Stored data:
◆ ◆ ◆ ◆

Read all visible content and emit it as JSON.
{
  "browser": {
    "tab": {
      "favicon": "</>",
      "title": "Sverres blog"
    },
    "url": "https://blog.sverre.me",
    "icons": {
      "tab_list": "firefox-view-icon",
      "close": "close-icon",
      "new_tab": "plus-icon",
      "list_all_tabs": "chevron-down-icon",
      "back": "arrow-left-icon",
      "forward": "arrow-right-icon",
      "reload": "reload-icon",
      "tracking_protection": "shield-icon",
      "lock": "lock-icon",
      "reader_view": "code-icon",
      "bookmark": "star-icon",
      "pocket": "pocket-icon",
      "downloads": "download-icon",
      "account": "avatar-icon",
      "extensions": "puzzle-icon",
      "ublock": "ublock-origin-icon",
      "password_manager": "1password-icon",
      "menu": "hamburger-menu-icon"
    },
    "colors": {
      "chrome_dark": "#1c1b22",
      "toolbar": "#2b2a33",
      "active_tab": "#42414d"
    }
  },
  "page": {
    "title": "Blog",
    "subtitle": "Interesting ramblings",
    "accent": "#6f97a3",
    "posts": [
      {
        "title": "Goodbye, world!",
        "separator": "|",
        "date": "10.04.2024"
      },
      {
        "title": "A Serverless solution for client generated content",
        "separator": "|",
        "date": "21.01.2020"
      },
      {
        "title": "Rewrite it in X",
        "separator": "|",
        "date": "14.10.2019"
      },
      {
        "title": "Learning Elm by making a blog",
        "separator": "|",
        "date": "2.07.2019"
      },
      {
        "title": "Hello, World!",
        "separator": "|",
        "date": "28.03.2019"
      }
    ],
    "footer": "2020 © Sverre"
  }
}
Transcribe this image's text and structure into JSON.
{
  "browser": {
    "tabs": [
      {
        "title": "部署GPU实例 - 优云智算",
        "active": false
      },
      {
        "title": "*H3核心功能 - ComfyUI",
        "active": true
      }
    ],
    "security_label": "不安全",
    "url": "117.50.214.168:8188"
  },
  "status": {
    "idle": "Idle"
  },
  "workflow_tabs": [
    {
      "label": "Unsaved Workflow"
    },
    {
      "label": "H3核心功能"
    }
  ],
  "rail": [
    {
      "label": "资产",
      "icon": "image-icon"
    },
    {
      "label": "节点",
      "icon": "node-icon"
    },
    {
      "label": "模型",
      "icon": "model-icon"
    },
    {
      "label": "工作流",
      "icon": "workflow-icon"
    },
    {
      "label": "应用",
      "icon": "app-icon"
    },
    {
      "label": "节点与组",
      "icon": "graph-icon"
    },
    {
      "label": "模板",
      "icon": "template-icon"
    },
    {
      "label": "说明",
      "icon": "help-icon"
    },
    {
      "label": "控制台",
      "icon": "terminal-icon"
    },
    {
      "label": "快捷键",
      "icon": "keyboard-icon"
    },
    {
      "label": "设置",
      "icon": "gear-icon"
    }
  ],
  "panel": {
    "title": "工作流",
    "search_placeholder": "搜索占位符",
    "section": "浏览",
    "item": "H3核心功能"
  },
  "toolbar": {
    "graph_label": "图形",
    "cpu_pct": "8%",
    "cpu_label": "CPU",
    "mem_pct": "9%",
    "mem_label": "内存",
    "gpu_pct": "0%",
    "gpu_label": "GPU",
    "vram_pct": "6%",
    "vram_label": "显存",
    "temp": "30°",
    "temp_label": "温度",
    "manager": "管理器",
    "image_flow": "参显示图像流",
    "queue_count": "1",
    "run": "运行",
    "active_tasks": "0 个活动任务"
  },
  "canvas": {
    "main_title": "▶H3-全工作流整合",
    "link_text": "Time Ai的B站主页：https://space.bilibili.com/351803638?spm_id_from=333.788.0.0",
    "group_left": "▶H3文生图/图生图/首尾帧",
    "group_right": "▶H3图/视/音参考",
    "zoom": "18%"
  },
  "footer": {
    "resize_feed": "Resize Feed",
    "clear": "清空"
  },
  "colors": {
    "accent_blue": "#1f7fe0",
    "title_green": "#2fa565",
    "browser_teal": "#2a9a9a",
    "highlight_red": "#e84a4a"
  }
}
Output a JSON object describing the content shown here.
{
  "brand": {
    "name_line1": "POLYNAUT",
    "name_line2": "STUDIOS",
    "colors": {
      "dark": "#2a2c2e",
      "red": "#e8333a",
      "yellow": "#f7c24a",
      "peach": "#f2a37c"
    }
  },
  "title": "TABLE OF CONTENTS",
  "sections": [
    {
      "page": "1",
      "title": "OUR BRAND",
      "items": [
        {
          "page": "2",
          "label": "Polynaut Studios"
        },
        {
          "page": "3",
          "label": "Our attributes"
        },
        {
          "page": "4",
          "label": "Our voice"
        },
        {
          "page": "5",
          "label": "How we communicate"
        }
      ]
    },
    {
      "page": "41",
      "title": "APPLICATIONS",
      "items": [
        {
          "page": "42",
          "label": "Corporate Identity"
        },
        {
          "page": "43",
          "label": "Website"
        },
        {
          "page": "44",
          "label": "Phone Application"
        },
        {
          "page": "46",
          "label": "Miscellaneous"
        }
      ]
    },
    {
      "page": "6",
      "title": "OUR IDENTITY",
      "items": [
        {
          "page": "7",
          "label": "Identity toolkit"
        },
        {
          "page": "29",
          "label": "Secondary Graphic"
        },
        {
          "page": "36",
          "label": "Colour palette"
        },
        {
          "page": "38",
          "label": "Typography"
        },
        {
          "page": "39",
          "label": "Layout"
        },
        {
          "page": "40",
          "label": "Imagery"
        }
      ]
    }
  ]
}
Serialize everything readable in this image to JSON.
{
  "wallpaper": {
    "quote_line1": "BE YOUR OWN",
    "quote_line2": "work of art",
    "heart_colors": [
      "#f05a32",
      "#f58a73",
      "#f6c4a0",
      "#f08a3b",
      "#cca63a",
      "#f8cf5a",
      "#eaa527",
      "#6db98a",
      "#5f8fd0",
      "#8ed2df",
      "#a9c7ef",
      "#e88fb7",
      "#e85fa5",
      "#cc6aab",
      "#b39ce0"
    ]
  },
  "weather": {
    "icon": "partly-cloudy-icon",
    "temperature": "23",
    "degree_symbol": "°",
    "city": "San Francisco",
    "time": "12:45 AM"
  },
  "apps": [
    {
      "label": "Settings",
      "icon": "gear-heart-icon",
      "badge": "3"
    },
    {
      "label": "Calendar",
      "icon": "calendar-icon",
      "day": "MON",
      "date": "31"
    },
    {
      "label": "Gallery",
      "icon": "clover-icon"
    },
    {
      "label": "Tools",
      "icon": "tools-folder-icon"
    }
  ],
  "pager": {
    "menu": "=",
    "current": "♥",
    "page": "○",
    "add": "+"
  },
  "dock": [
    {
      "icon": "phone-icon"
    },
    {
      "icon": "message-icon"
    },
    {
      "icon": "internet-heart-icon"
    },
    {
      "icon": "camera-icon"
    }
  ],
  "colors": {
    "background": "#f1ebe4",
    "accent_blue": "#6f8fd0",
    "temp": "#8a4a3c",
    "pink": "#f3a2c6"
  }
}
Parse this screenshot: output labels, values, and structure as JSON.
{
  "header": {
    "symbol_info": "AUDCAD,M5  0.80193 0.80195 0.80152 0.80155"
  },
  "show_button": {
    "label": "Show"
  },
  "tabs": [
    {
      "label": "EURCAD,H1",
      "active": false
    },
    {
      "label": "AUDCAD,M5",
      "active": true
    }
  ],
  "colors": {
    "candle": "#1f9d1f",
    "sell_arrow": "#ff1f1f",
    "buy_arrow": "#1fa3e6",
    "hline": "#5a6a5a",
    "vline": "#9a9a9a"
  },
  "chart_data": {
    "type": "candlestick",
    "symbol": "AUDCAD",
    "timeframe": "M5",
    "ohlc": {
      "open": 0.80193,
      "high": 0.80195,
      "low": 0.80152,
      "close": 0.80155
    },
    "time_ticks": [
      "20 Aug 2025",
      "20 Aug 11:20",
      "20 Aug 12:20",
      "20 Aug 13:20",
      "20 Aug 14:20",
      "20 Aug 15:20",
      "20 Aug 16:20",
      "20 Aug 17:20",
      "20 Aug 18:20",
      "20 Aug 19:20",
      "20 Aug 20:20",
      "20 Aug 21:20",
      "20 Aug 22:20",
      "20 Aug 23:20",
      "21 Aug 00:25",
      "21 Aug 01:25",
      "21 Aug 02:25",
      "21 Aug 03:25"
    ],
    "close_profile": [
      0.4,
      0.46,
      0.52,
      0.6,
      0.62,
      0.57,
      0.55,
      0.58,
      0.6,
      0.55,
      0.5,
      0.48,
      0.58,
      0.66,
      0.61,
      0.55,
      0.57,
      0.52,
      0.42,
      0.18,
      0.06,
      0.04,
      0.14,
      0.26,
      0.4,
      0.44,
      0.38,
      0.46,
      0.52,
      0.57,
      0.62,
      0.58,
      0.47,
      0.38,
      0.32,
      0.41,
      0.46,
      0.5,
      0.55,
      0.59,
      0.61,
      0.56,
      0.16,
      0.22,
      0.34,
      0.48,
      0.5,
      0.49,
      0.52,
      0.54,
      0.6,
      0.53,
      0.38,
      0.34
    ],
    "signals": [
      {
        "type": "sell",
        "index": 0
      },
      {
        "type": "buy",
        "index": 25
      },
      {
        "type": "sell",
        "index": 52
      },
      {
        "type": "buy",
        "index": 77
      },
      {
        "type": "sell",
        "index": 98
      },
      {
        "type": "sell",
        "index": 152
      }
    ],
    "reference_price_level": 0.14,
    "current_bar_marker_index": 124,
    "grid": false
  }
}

◆ ◆ ◆ ◆

* Problem to solve
Where a line of the material above holds the string "https", copy that line.

* The completed task
    "url": "https://blog.sverre.me",
    "link_text": "Time Ai的B站主页：https://space.bilibili.com/351803638?spm_id_from=333.788.0.0",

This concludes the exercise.